Required task 1: Summarize the comment thread below in exactly two sentences.
Required task 2: Translate this sentence from the comment thread into Spanish: "The BBC is where I go for my Africa news."
START Selected passage
I had an embarrassing moment blogging about Sudan here, along those lines. I put up some "something's going on in Sudan" post, which reflected the fact that I had no idea at all who the parties were or who was doing what. Really embarrassingly, I still have not had a moment of clarity. Does anyone know a good one-stop source for Africa news? I keep thinking that if I just read enough, eventually it'll start coming together and I'll know what's going on.
135 is wonderfully put. Whenever I argue Israel/Palestine with friends (who sometimes stop being my friends after), I always have a detailed map at hand. The Dennis Ross line -- that Arafat, acting out of pique or ego, pissed away peace at Camp David, while poor, heroic Barak just sat there wringing his hands over the the lost opportunity -- really is nonsense. Which is not to say that Arafat was an ideal partner for making peace. He apparently did keep renegotiating key points on the fly. But Barak's deal was, as you point out, founded on a fractured Palestinian state, easily controlled, and essentially ungovernable. To understand this you have to look at the map. And yes, the same is true for Lebanon.
The spatial dimension of conflict abroad and American foreign policy is often lost on people who have a visceral hatred of geography rooted in Mr. Longo's eight-grade class. Or perhaps our cartographic ignorance is a byproduct of living in a continental nation, where borders, despite Lou Dobb's nattering, are relatively meaningless.
137: The BBC is where I go for my Africa news. It's spotty, but much better than what we have here. That said, when you figure out Sudan, please let us know.
Try this LB
http://africapundit.blogspot.com/
Oh, you want current news... I don't know, try the Africa Pundit blogroll. He was good when he was active, I hope he's all right. What a horrible thing to think based on one's location.
Yeah, what I really want is an english language professional media newspaper with associate website devoted to continental Africa. This is not, I think, a realistic desire. Maybe I'll check and see if the BBC has an Africa-specific podcast.
END Selected passage
START Entries provided
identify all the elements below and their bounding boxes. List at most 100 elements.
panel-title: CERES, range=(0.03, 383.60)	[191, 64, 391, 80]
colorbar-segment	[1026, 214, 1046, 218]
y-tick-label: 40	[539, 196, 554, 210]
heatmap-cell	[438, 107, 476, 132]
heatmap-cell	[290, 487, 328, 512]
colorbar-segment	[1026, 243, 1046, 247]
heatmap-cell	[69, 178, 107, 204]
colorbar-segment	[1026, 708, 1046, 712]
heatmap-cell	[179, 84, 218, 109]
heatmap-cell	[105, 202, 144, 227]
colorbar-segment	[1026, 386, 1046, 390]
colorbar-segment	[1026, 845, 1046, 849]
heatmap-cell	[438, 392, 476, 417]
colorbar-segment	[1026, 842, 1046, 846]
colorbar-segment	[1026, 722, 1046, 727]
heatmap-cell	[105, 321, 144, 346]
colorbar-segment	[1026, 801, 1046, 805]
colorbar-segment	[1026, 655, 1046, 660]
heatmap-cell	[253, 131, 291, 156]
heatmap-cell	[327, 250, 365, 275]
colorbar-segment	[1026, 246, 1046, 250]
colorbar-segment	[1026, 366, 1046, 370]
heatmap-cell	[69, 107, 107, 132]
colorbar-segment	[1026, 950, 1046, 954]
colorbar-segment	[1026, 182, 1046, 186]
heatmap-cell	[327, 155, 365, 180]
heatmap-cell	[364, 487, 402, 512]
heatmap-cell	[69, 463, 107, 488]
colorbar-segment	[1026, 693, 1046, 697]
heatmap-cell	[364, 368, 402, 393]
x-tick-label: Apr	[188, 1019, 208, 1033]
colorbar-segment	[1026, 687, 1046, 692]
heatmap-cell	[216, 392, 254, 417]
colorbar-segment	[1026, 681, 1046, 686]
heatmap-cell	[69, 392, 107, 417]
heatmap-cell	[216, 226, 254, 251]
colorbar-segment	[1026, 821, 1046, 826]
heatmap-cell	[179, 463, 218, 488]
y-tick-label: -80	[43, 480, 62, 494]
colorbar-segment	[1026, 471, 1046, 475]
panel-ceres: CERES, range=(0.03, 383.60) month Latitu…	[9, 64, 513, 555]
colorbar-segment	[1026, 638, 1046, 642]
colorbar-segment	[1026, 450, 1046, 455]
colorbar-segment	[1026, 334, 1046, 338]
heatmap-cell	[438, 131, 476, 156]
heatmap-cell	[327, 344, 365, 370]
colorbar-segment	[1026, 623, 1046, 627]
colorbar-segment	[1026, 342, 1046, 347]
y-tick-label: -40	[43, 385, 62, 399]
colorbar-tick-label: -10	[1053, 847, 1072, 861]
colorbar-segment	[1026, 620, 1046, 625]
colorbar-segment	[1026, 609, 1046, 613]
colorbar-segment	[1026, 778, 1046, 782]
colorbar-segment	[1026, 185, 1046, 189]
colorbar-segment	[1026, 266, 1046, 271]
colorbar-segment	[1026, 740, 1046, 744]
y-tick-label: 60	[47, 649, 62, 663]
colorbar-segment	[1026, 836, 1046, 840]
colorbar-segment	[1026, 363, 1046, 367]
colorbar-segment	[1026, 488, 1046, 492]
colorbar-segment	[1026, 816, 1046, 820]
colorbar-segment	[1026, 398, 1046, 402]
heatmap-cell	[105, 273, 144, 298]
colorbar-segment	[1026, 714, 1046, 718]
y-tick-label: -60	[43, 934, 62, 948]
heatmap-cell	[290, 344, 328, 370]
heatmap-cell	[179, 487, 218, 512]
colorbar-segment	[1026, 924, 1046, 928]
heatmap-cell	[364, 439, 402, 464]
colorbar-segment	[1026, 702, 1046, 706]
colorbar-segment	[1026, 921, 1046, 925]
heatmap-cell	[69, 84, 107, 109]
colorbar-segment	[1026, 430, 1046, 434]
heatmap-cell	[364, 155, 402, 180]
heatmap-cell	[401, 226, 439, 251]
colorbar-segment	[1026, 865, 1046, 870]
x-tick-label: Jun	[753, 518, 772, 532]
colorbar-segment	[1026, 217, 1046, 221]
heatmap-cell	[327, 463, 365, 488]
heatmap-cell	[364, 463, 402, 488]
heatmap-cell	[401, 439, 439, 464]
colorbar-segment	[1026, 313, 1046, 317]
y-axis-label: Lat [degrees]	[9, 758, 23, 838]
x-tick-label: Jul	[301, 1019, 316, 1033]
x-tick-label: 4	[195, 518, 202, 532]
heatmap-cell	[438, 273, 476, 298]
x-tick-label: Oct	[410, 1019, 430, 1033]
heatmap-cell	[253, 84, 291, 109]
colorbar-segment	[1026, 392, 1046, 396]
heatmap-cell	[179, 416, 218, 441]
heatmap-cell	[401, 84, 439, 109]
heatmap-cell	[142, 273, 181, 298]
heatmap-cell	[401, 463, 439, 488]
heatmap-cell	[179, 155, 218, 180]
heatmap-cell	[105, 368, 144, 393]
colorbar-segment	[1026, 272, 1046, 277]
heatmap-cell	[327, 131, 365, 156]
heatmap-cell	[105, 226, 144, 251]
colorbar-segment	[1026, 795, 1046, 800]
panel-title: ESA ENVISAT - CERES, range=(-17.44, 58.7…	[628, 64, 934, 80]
END Entries provided
Task solution 1: One commenter admits to having no clear picture of what is happening in Sudan and asks for a good one-stop source for Africa news, and others point to the BBC and the Africa Pundit blog. Another commenter rejects the view that Arafat threw away peace at Camp David while Barak stood by, arguing that a map shows Barak's deal rested on a fractured, easily controlled Palestinian state.

Task solution 2: La BBC es adonde acudo para mis noticias sobre África.